Transcribe each record below word for word.

==*==

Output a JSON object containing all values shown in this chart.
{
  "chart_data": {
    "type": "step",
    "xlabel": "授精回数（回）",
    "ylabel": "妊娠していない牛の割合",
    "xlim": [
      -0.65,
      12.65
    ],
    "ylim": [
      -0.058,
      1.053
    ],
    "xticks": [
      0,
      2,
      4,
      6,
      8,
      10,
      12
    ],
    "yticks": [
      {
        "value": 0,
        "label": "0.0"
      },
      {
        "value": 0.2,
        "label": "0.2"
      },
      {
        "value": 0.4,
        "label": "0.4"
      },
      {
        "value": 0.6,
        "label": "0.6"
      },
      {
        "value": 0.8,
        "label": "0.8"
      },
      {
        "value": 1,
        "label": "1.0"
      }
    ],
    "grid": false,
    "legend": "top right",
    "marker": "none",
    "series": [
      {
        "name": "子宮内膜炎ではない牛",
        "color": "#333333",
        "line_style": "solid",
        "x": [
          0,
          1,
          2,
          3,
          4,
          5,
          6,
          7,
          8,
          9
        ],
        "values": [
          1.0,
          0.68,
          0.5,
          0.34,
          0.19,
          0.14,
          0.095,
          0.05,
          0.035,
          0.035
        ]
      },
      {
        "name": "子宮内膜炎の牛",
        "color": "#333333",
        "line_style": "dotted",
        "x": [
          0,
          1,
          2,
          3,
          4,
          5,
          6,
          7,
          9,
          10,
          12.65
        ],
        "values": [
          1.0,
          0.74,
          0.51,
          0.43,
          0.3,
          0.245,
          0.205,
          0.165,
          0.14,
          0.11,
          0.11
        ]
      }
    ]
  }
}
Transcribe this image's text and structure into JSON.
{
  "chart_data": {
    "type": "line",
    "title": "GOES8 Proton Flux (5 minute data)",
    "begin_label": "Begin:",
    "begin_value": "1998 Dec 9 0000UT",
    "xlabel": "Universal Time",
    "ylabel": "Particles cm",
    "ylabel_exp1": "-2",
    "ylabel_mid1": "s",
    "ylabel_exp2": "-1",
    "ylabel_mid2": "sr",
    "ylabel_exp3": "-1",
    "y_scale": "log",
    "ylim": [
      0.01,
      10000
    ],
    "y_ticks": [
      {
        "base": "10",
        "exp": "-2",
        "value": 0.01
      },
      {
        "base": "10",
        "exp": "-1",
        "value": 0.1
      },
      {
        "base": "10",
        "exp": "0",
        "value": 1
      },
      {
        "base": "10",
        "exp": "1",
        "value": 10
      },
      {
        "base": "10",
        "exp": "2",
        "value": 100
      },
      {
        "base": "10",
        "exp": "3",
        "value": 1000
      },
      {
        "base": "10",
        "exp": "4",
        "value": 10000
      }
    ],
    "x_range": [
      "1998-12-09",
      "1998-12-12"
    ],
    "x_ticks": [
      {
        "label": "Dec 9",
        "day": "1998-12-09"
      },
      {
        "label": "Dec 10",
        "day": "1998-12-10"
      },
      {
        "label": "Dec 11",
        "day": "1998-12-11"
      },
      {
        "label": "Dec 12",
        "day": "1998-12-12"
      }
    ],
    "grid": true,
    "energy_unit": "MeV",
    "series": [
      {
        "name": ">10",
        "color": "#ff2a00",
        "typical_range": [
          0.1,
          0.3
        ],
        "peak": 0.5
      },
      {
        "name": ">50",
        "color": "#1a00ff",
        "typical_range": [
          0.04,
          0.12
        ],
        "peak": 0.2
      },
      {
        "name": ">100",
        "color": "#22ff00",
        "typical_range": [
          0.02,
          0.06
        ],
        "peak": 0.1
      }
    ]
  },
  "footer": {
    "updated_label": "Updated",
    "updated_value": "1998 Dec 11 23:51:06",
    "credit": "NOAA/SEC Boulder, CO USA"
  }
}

==*==

* [RESPONSE TO THIS TASK]:
Output a JSON object containing all values shown in this chart.
{
  "chart_data": {
    "type": "step",
    "xlabel": "授精回数（回）",
    "ylabel": "妊娠していない牛の割合",
    "xlim": [
      -0.65,
      12.65
    ],
    "ylim": [
      -0.058,
      1.053
    ],
    "xticks": [
      0,
      2,
      4,
      6,
      8,
      10,
      12
    ],
    "yticks": [
      {
        "value": 0,
        "label": "0.0"
      },
      {
        "value": 0.2,
        "label": "0.2"
      },
      {
        "value": 0.4,
        "label": "0.4"
      },
      {
        "value": 0.6,
        "label": "0.6"
      },
      {
        "value": 0.8,
        "label": "0.8"
      },
      {
        "value": 1,
        "label": "1.0"
      }
    ],
    "grid": false,
    "legend": "top right",
    "marker": "none",
    "series": [
      {
        "name": "子宮内膜炎ではない牛",
        "color": "#333333",
        "line_style": "solid",
        "x": [
          0,
          1,
          2,
          3,
          4,
          5,
          6,
          7,
          8,
          9
        ],
        "values": [
          1.0,
          0.68,
          0.5,
          0.34,
          0.19,
          0.14,
          0.095,
          0.05,
          0.035,
          0.035
        ]
      },
      {
        "name": "子宮内膜炎の牛",
        "color": "#333333",
        "line_style": "dotted",
        "x": [
          0,
          1,
          2,
          3,
          4,
          5,
          6,
          7,
          9,
          10,
          12.65
        ],
        "values": [
          1.0,
          0.74,
          0.51,
          0.43,
          0.3,
          0.245,
          0.205,
          0.165,
          0.14,
          0.11,
          0.11
        ]
      }
    ]
  }
}
Transcribe this image's text and structure into JSON.
{
  "chart_data": {
    "type": "line",
    "title": "GOES8 Proton Flux (5 minute data)",
    "begin_label": "Begin:",
    "begin_value": "1998 Dec 9 0000UT",
    "xlabel": "Universal Time",
    "ylabel": "Particles cm",
    "ylabel_exp1": "-2",
    "ylabel_mid1": "s",
    "ylabel_exp2": "-1",
    "ylabel_mid2": "sr",
    "ylabel_exp3": "-1",
    "y_scale": "log",
    "ylim": [
      0.01,
      10000
    ],
    "y_ticks": [
      {
        "base": "10",
        "exp": "-2",
        "value": 0.01
      },
      {
        "base": "10",
        "exp": "-1",
        "value": 0.1
      },
      {
        "base": "10",
        "exp": "0",
        "value": 1
      },
      {
        "base": "10",
        "exp": "1",
        "value": 10
      },
      {
        "base": "10",
        "exp": "2",
        "value": 100
      },
      {
        "base": "10",
        "exp": "3",
        "value": 1000
      },
      {
        "base": "10",
        "exp": "4",
        "value": 10000
      }
    ],
    "x_range": [
      "1998-12-09",
      "1998-12-12"
    ],
    "x_ticks": [
      {
        "label": "Dec 9",
        "day": "1998-12-09"
      },
      {
        "label": "Dec 10",
        "day": "1998-12-10"
      },
      {
        "label": "Dec 11",
        "day": "1998-12-11"
      },
      {
        "label": "Dec 12",
        "day": "1998-12-12"
      }
    ],
    "grid": true,
    "energy_unit": "MeV",
    "series": [
      {
        "name": ">10",
        "color": "#ff2a00",
        "typical_range": [
          0.1,
          0.3
        ],
        "peak": 0.5
      },
      {
        "name": ">50",
        "color": "#1a00ff",
        "typical_range": [
          0.04,
          0.12
        ],
        "peak": 0.2
      },
      {
        "name": ">100",
        "color": "#22ff00",
        "typical_range": [
          0.02,
          0.06
        ],
        "peak": 0.1
      }
    ]
  },
  "footer": {
    "updated_label": "Updated",
    "updated_value": "1998 Dec 11 23:51:06",
    "credit": "NOAA/SEC Boulder, CO USA"
  }
}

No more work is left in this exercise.